▶ [WRITTEN EXERCISE]:
Work out the number of lines in the records that include the word "JSON"; reply with that number alone.

------------------------------------------------------------------------

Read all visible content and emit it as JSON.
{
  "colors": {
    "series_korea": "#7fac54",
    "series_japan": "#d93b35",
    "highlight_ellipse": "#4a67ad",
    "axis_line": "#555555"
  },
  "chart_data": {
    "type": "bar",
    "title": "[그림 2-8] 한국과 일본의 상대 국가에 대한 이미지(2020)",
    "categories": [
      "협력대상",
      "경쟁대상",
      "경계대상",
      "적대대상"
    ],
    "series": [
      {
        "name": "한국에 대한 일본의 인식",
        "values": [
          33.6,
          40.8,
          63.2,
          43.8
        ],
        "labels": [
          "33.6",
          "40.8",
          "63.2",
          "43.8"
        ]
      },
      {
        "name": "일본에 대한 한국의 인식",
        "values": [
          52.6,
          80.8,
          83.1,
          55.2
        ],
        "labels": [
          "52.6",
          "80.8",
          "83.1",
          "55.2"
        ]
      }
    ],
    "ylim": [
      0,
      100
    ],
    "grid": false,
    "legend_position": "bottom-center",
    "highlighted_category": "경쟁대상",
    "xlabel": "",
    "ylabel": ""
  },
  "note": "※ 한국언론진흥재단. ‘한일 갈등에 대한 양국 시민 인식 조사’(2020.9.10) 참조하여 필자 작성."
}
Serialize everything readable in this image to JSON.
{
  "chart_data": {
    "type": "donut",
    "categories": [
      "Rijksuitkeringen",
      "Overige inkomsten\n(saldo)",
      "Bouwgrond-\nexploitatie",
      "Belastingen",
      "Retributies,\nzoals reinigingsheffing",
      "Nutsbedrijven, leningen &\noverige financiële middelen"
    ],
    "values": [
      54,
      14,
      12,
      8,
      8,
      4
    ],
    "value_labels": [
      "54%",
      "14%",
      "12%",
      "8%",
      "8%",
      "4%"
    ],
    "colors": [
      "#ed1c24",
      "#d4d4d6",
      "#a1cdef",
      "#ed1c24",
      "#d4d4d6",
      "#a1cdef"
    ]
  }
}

------------------------------------------------------------------------

▶ [OUTPUT FOR THIS TASK]:
2